- [Stored entries]:
(begin)
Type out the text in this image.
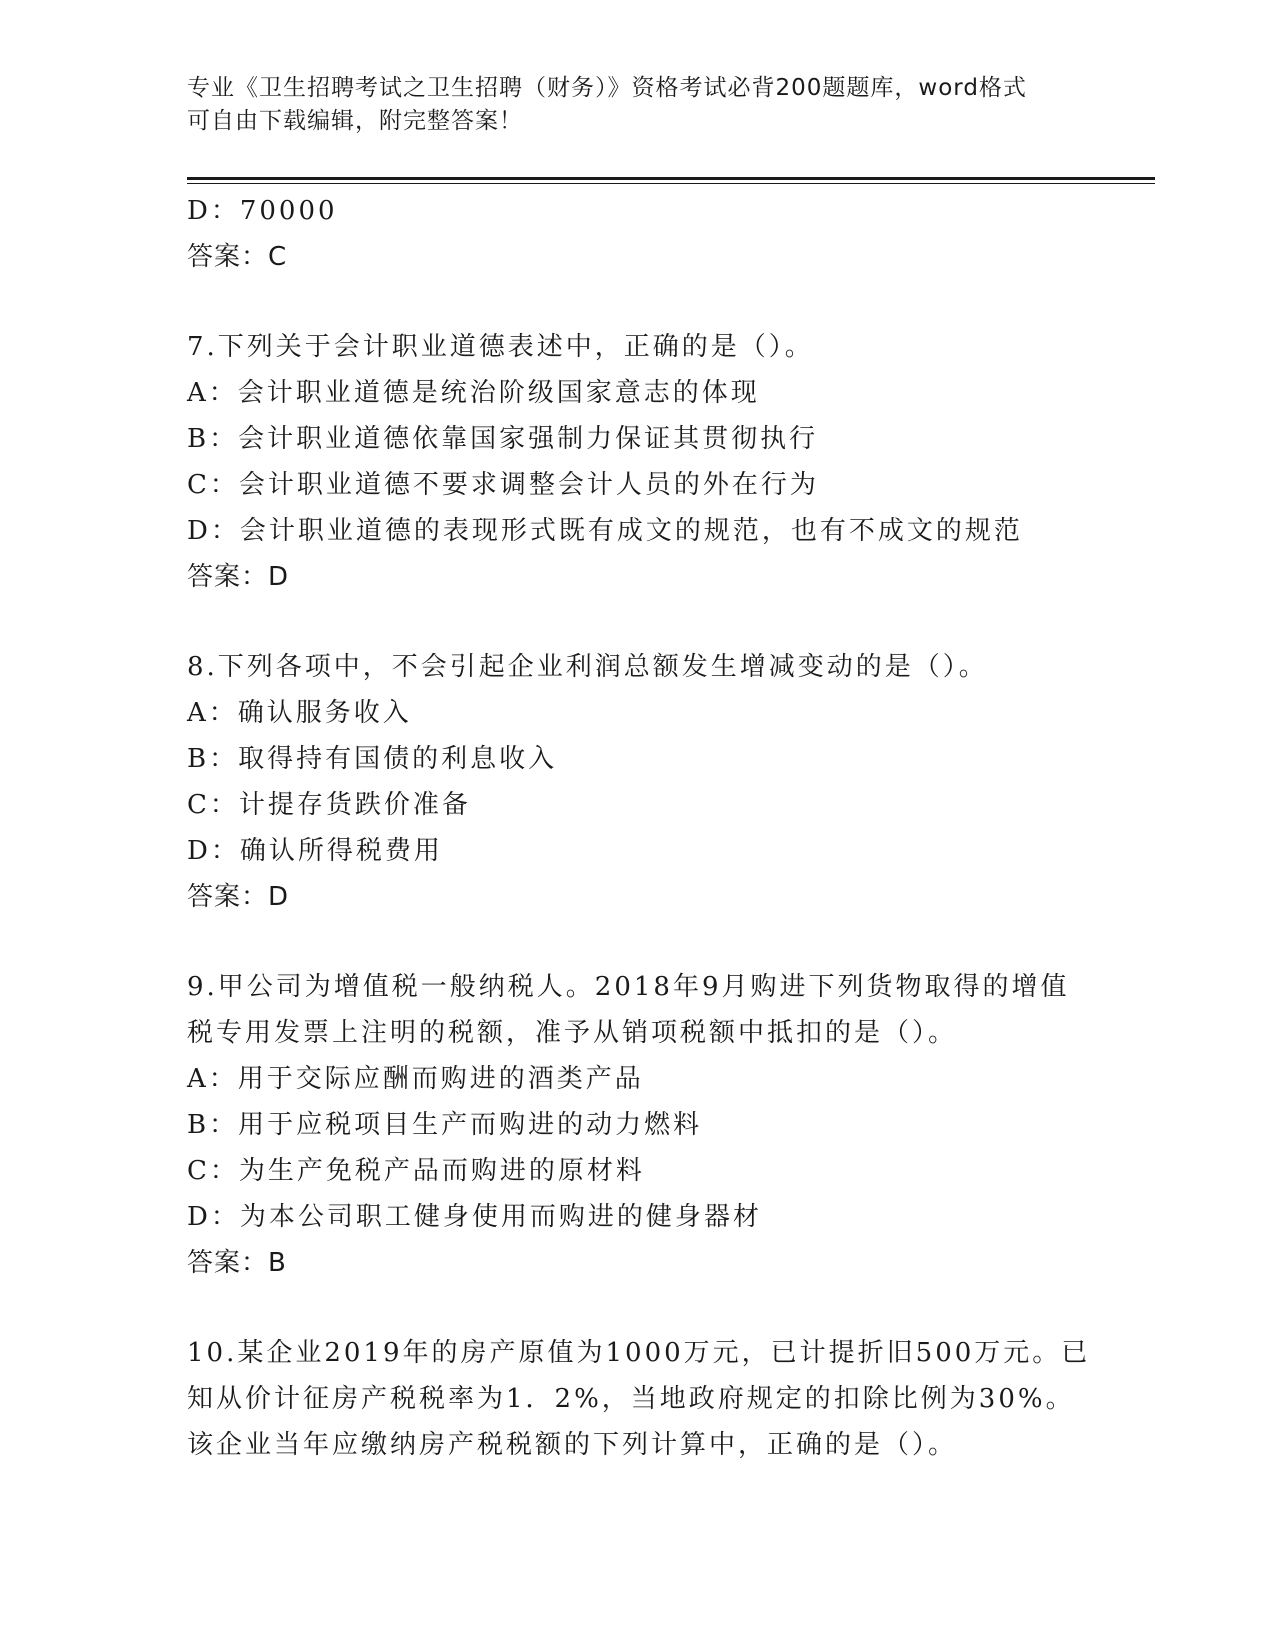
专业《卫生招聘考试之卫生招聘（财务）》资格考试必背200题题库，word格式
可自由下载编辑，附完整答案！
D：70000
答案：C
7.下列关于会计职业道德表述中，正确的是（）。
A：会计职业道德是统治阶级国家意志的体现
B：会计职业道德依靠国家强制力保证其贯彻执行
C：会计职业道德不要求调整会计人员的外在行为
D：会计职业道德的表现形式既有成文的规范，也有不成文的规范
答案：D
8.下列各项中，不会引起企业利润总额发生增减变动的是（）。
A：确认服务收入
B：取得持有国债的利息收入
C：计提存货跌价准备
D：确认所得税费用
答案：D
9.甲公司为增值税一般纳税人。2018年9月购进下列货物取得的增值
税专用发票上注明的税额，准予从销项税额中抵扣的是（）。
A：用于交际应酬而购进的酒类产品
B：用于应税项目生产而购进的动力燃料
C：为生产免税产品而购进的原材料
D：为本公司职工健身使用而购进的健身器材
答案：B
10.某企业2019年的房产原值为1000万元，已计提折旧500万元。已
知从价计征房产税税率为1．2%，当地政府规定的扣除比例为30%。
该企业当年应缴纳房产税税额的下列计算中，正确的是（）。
(end)
(begin)
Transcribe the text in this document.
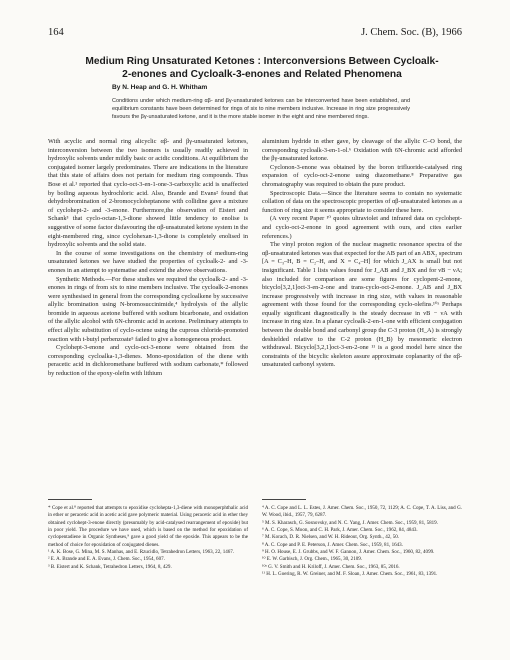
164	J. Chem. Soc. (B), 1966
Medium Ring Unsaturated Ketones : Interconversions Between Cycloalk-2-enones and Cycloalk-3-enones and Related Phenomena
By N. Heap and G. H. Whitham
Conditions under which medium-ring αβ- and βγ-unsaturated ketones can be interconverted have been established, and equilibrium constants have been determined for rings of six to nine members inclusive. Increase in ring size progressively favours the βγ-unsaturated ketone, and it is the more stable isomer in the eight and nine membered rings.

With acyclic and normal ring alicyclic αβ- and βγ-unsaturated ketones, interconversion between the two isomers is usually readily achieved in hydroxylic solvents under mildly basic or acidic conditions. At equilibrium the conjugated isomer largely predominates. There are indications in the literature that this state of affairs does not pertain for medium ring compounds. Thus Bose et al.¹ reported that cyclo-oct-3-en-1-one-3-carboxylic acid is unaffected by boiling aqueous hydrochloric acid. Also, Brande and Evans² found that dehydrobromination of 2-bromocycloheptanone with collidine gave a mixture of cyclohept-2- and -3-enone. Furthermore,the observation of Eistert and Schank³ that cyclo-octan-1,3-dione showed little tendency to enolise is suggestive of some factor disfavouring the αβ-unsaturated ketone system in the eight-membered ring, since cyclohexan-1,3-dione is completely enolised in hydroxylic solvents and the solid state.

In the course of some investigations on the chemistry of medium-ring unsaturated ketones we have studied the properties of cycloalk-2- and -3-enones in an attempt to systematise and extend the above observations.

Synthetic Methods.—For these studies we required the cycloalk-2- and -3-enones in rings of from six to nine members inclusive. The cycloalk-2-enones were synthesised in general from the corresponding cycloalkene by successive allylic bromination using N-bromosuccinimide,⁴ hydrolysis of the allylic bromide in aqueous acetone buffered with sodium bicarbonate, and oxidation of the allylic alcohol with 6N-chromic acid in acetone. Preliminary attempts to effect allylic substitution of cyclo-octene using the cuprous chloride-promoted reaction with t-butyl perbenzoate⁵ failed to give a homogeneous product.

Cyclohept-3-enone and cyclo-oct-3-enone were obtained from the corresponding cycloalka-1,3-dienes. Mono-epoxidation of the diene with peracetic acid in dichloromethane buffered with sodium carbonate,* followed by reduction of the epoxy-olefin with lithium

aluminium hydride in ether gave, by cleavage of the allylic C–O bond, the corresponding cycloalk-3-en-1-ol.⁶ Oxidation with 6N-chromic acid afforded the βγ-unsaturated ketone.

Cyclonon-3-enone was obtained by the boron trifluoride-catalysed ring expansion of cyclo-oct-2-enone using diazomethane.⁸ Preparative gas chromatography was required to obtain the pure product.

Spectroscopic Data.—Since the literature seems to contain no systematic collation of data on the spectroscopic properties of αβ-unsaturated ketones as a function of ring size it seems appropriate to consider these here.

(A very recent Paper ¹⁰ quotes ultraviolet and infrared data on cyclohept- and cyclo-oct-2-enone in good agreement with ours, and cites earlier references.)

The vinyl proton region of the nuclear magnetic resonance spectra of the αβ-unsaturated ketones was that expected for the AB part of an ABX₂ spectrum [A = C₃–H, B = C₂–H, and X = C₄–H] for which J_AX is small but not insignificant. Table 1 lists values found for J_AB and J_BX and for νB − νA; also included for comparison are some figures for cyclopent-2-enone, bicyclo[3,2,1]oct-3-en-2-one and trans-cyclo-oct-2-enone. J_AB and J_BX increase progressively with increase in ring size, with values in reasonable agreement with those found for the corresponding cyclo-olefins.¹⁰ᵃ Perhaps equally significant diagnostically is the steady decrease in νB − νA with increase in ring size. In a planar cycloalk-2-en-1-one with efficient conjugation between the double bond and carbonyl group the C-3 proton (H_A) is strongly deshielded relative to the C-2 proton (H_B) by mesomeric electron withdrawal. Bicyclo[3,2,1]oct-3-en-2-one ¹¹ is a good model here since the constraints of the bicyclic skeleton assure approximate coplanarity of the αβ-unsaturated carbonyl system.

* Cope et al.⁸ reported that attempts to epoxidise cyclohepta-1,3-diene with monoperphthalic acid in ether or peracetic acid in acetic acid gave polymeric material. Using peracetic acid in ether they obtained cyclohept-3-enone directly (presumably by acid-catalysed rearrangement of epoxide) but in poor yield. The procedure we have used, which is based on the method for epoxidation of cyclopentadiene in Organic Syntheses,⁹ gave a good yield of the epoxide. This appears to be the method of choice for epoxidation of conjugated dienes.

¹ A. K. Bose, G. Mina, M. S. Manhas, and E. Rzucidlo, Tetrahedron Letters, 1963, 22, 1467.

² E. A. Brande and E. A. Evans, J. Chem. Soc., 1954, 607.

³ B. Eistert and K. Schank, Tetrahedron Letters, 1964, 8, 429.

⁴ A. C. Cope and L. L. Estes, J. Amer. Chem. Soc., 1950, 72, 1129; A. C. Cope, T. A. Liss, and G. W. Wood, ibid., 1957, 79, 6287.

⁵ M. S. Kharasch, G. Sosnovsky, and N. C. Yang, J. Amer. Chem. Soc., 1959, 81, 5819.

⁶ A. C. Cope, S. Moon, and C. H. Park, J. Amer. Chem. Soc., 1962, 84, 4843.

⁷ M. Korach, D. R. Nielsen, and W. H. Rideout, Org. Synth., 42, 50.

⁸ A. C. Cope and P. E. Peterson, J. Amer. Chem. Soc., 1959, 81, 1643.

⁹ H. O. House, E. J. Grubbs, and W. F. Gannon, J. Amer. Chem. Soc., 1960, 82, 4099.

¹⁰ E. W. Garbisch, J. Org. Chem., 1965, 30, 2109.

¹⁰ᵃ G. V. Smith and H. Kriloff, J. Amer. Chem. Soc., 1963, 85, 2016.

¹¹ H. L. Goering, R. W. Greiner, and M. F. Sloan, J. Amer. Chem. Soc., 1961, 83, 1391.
(end)
- [Description of the task]: Select and copy every line of the material that holds the string "dienes".

- [Solution to this problem]:
Cyclohept-3-enone and cyclo-oct-3-enone were obtained from the corresponding cycloalka-1,3-dienes. Mono-epoxidation of the diene with peracetic acid in dichloromethane buffered with sodium carbonate,* followed by reduction of the epoxy-olefin with lithium
* Cope et al.⁸ reported that attempts to epoxidise cyclohepta-1,3-diene with monoperphthalic acid in ether or peracetic acid in acetic acid gave polymeric material. Using peracetic acid in ether they obtained cyclohept-3-enone directly (presumably by acid-catalysed rearrangement of epoxide) but in poor yield. The procedure we have used, which is based on the method for epoxidation of cyclopentadiene in Organic Syntheses,⁹ gave a good yield of the epoxide. This appears to be the method of choice for epoxidation of conjugated dienes.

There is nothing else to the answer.